- _SET EXERCISE_
Give only the number of lines in the records below that contain the word "labels".

- _SUPPLIED RECORDS_
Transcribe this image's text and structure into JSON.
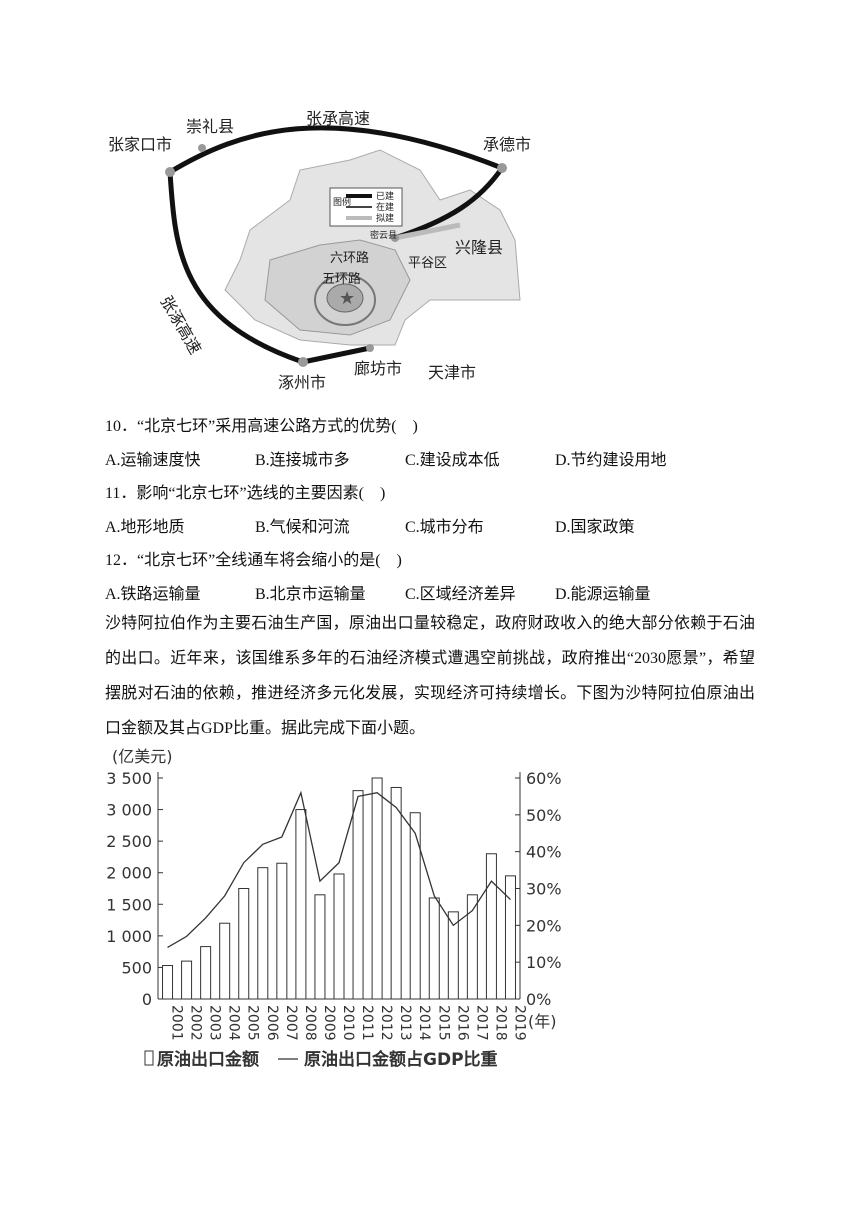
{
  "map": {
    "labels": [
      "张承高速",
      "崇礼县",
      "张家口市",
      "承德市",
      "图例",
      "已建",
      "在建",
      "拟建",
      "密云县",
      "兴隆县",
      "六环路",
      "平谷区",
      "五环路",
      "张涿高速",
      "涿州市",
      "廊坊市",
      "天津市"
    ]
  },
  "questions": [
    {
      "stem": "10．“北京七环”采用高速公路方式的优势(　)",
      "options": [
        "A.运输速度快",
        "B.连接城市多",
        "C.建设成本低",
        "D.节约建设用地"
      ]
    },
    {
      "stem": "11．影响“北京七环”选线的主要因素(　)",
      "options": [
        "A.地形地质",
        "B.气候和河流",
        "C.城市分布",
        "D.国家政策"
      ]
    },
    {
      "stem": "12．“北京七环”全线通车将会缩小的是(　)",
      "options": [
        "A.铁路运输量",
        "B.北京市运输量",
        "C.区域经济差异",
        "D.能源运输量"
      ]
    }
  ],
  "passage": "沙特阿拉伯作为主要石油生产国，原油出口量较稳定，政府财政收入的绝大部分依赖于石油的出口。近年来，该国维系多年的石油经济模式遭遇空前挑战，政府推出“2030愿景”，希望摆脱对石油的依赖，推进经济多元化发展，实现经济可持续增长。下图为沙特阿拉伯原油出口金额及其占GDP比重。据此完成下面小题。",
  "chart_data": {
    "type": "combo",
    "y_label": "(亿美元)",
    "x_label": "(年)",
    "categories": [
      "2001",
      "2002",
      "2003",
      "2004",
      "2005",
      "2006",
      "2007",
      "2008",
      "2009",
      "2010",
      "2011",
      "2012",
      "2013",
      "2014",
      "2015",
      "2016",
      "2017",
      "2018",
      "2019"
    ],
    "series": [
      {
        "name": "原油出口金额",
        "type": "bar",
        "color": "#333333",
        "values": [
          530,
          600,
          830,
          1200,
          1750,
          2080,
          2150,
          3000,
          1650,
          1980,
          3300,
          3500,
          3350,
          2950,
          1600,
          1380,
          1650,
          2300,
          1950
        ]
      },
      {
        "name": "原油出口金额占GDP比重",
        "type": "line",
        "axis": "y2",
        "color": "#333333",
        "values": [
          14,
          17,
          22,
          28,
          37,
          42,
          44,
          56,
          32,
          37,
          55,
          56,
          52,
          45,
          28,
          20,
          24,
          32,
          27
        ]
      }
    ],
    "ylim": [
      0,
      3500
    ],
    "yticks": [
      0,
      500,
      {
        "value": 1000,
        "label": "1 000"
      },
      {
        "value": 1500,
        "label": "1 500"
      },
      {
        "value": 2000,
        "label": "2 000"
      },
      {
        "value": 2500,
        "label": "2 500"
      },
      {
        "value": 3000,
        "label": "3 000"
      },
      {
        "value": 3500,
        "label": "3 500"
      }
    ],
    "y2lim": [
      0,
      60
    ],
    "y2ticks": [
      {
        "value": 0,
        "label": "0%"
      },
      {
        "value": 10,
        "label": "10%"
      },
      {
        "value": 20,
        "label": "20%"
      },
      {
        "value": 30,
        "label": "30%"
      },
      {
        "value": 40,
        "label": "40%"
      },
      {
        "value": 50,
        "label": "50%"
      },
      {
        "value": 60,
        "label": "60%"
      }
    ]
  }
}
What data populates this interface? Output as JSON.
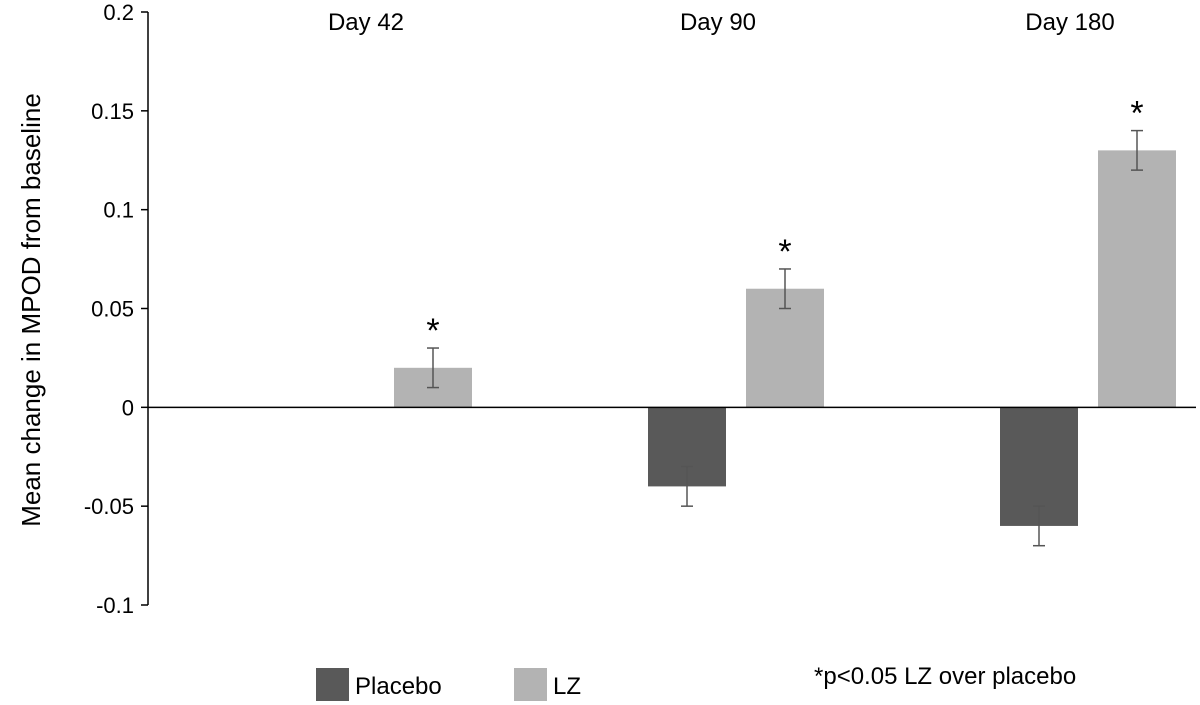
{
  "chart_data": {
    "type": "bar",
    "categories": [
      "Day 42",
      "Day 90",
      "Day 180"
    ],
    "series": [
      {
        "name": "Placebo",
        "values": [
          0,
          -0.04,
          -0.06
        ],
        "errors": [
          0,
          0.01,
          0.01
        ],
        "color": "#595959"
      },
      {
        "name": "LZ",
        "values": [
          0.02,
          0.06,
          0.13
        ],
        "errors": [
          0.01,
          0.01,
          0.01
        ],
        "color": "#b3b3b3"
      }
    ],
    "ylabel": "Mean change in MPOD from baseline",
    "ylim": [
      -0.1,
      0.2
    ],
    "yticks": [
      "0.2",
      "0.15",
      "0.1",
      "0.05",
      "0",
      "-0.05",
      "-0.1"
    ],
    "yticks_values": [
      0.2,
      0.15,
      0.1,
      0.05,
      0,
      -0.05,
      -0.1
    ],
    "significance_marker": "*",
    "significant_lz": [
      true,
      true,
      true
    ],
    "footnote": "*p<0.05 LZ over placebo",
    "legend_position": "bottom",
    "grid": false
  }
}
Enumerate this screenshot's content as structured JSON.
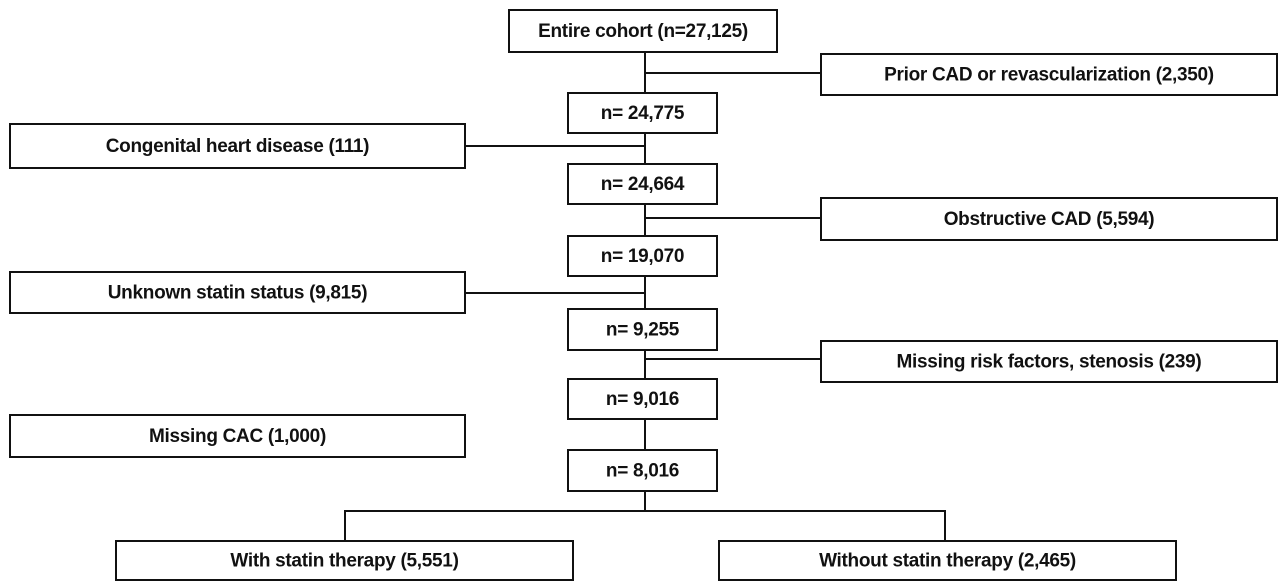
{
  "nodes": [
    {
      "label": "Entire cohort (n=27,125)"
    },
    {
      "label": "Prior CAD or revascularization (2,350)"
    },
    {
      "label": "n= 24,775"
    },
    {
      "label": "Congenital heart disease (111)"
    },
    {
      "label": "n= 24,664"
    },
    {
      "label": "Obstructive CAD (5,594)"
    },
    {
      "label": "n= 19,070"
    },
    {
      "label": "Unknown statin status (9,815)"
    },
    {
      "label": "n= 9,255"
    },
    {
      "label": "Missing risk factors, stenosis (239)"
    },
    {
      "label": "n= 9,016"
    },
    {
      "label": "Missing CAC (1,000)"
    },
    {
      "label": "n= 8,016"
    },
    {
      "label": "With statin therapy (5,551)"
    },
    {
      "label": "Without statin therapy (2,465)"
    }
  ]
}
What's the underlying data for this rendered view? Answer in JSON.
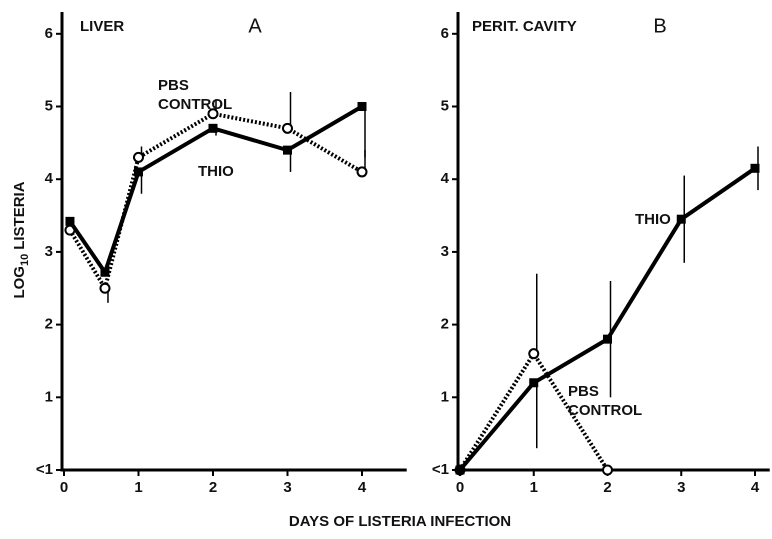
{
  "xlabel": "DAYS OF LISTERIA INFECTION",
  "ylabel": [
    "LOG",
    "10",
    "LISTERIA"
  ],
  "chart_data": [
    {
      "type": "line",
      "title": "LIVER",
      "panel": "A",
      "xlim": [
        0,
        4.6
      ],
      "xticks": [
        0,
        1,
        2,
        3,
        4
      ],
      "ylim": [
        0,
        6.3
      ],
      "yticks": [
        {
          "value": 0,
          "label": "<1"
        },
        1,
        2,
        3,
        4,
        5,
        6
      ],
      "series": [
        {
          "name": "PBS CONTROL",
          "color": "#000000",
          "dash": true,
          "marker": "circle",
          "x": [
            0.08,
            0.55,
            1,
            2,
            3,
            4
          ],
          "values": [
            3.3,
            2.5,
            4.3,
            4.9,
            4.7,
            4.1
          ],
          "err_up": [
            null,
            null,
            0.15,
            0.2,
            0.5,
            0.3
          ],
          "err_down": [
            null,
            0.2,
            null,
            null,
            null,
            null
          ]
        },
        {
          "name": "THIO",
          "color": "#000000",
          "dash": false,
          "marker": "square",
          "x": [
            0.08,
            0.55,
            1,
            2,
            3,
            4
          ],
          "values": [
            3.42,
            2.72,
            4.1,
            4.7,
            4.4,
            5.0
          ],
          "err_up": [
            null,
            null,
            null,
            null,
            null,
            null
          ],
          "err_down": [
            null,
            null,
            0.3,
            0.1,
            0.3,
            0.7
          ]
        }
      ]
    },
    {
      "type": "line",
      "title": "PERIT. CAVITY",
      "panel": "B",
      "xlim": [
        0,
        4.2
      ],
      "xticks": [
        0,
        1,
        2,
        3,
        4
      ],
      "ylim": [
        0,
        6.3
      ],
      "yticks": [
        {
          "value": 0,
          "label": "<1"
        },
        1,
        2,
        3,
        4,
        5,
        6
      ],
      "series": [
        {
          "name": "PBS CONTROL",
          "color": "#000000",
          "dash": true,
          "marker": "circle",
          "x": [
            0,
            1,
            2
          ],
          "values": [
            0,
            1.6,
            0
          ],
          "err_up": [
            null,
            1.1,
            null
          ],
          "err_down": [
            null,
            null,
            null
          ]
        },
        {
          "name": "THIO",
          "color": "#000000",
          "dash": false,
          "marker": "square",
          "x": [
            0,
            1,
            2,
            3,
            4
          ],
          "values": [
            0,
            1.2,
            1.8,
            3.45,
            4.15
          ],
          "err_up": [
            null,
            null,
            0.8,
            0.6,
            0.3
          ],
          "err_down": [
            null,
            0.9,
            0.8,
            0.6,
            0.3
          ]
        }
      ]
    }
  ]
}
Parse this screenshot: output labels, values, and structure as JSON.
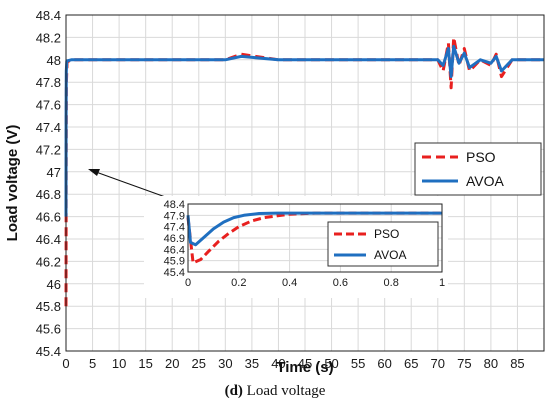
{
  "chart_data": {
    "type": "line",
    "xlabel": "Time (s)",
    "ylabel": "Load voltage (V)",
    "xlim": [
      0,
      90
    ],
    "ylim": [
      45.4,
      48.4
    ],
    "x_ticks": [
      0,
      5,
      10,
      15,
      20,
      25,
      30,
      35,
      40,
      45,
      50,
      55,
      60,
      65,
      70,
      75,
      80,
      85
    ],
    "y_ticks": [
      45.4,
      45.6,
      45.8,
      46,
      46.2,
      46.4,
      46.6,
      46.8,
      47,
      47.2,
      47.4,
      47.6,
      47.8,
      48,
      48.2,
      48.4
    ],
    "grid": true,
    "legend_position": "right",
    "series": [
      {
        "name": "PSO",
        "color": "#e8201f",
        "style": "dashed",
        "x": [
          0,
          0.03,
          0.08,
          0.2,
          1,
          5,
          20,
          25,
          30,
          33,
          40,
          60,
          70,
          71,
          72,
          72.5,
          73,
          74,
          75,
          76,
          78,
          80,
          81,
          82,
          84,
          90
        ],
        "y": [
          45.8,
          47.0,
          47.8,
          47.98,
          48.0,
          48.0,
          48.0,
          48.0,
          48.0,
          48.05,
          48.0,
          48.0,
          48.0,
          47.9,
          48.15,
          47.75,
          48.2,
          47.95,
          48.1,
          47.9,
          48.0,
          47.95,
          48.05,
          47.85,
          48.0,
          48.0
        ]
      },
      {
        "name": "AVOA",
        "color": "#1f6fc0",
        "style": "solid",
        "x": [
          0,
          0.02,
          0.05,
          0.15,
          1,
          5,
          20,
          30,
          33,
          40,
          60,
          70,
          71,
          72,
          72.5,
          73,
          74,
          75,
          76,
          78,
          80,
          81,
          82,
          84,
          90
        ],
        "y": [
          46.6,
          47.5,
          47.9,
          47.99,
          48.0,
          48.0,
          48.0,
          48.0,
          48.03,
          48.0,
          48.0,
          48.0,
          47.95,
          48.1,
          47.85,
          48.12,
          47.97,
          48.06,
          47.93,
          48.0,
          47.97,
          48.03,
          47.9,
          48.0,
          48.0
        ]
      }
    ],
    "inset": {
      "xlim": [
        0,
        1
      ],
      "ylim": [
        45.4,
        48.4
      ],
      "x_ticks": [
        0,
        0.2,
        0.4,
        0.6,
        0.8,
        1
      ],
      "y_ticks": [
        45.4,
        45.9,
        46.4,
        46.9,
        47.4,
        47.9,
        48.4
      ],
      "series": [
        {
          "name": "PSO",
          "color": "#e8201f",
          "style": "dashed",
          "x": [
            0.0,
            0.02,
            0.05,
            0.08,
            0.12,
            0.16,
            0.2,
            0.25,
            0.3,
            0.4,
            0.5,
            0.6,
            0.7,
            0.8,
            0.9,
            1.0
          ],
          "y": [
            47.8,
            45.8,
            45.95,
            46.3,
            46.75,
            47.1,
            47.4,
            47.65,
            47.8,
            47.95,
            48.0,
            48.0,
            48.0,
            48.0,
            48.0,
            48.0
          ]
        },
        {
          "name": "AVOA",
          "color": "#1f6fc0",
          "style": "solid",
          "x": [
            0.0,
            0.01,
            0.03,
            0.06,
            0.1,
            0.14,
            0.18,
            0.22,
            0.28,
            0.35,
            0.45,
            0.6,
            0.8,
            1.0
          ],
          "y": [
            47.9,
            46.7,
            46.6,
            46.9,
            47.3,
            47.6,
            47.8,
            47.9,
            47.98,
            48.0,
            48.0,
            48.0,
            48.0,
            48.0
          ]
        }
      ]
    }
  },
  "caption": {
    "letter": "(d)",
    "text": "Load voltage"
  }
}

- _RESULT BELOW_
2